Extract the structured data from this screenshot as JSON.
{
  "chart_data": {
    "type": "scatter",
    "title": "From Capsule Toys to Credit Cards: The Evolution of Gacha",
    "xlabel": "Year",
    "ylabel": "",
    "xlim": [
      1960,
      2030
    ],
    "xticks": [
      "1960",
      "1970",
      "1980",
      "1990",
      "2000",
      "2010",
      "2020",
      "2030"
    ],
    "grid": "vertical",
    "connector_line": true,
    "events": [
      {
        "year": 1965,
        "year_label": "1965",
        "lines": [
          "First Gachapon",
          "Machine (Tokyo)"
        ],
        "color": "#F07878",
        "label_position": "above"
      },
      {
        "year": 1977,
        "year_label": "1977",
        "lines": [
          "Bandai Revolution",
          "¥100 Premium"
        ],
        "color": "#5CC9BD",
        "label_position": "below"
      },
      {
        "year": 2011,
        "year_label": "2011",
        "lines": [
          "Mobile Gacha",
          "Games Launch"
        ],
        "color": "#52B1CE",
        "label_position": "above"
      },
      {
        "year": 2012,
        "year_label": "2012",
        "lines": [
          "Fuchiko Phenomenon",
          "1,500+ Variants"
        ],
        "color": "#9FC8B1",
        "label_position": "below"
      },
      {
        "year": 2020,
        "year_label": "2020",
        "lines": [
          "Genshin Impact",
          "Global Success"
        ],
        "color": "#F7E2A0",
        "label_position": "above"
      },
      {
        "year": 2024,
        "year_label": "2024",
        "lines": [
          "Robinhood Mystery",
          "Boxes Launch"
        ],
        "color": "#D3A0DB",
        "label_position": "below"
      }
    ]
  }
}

★ ★ ★ ★ ★ ★ ★

> _REQUIREMENT_: Check each line of the data above for the word "color" and say how many lines contain it, giving nothing besides the number.

> _ANSWER FOR THIS EXERCISE_: 6